Task instructions: Single out the lines of the material that contain "object" and copy them.

Data listing:
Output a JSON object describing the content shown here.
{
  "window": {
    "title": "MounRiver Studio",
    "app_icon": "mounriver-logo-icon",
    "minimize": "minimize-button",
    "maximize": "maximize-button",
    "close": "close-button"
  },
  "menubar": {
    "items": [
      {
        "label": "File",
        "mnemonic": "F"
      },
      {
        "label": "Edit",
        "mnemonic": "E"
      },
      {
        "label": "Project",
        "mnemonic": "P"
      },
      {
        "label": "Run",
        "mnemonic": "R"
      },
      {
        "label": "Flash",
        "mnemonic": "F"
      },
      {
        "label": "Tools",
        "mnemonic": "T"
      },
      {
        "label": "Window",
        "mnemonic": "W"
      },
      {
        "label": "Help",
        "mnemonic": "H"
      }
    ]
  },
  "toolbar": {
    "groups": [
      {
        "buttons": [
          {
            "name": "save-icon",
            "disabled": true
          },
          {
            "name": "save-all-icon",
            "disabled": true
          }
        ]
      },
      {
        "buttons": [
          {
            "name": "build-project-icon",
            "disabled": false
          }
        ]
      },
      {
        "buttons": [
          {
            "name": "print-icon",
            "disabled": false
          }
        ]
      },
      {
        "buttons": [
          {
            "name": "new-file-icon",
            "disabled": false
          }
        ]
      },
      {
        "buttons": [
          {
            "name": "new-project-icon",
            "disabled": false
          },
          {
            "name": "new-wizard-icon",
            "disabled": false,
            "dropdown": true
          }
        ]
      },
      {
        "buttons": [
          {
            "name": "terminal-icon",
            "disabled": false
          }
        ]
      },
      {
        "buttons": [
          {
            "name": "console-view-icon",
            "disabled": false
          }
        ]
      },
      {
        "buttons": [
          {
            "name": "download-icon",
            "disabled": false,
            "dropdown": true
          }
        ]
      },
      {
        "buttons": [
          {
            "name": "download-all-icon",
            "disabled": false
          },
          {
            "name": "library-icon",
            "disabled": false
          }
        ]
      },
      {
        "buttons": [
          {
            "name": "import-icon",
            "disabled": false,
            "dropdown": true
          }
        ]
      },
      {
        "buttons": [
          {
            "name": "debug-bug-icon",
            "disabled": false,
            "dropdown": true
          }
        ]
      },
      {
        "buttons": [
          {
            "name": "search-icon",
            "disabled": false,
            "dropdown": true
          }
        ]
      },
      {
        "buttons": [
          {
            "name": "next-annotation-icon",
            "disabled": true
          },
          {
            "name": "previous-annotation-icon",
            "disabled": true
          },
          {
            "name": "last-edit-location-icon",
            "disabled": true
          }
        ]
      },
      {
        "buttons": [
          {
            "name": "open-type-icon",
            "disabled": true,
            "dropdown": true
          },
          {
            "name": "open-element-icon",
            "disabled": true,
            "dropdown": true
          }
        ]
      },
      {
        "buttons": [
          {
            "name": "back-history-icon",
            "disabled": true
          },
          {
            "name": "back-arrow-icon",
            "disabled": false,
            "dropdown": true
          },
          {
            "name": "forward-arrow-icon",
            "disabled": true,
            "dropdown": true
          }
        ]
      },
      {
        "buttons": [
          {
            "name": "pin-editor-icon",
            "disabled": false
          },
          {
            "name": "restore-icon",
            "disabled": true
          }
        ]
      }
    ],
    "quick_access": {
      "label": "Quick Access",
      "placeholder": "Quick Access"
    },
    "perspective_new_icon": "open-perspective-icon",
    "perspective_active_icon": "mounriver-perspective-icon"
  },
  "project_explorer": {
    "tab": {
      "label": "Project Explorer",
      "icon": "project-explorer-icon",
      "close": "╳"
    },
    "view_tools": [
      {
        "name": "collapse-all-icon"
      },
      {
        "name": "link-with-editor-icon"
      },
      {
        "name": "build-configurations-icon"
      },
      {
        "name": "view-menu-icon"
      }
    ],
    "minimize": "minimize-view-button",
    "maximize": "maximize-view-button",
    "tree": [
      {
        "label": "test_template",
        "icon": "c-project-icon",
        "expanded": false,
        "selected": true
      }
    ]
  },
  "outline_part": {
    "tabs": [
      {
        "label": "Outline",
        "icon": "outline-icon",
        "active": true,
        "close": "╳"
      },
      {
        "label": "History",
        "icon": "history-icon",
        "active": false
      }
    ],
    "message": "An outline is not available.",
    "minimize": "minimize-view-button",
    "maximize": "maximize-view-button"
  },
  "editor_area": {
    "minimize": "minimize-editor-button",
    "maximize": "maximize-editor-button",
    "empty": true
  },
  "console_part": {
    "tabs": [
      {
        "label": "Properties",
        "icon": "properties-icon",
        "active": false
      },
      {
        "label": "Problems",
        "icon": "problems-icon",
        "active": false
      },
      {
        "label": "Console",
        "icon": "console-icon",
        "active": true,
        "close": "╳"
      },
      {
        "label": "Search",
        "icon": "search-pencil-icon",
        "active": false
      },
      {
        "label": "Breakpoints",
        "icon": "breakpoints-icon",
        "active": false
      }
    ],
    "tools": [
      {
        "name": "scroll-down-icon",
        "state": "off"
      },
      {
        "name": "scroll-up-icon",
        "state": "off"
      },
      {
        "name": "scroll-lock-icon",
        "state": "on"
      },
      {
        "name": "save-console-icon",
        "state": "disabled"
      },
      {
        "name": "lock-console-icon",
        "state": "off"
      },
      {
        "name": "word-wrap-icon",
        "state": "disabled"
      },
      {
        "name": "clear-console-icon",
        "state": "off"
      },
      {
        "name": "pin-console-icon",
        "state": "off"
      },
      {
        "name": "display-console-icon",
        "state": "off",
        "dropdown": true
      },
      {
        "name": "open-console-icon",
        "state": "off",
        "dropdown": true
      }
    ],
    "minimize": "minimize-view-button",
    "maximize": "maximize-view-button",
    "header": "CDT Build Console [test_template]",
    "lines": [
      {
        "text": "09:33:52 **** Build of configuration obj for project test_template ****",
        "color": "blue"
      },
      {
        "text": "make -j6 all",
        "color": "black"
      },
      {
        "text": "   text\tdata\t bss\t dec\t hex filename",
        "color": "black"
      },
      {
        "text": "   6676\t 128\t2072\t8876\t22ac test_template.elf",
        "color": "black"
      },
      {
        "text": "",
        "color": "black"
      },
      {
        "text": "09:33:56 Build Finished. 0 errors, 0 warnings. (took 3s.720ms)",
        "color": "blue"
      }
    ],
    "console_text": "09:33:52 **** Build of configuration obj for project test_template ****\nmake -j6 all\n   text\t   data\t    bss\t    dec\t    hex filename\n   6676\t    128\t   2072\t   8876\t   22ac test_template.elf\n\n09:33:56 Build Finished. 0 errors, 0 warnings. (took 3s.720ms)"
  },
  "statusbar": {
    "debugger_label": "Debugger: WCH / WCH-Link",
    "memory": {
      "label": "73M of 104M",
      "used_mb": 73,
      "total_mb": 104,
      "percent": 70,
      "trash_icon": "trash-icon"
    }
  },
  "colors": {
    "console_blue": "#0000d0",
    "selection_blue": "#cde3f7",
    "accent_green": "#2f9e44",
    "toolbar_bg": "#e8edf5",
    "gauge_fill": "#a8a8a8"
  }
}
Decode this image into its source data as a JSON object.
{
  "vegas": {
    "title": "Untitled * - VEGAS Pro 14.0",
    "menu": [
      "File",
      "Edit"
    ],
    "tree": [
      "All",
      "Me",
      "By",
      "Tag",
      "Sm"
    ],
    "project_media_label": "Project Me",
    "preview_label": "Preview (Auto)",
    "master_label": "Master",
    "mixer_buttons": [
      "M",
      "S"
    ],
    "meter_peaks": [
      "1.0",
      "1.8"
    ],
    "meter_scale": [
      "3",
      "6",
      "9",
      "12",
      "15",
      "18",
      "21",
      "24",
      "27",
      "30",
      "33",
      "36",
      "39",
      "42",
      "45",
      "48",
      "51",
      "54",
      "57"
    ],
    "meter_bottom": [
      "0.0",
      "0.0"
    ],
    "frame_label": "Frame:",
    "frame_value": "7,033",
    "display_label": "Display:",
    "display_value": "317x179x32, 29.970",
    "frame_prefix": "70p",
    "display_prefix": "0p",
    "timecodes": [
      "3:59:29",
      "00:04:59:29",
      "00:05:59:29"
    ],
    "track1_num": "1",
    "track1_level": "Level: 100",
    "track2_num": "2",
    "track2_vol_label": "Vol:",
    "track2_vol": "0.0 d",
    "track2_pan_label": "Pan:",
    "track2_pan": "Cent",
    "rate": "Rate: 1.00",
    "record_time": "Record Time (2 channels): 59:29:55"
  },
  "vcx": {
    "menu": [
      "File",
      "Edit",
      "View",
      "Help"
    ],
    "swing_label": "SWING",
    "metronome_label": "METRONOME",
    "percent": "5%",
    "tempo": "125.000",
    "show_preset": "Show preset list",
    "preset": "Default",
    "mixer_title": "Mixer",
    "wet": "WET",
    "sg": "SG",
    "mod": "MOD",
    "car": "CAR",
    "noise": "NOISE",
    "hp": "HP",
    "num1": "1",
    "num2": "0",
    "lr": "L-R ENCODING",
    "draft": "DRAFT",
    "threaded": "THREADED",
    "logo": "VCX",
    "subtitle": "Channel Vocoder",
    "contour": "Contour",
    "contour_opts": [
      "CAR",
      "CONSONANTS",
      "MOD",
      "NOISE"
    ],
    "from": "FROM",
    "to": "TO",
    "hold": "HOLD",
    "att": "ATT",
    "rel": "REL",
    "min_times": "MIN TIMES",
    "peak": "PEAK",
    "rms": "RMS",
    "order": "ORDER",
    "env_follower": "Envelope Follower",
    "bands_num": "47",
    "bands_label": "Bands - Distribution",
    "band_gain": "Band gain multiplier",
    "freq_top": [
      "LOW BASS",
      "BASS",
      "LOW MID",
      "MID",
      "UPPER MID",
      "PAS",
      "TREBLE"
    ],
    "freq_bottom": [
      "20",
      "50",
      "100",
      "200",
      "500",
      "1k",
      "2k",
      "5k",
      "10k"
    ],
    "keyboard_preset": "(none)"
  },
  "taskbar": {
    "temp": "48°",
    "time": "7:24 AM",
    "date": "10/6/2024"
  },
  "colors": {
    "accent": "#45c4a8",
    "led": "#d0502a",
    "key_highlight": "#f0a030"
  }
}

Reply to the exercise:
Output a JSON object describing the content shown here.
Decode this image into its source data as a JSON object.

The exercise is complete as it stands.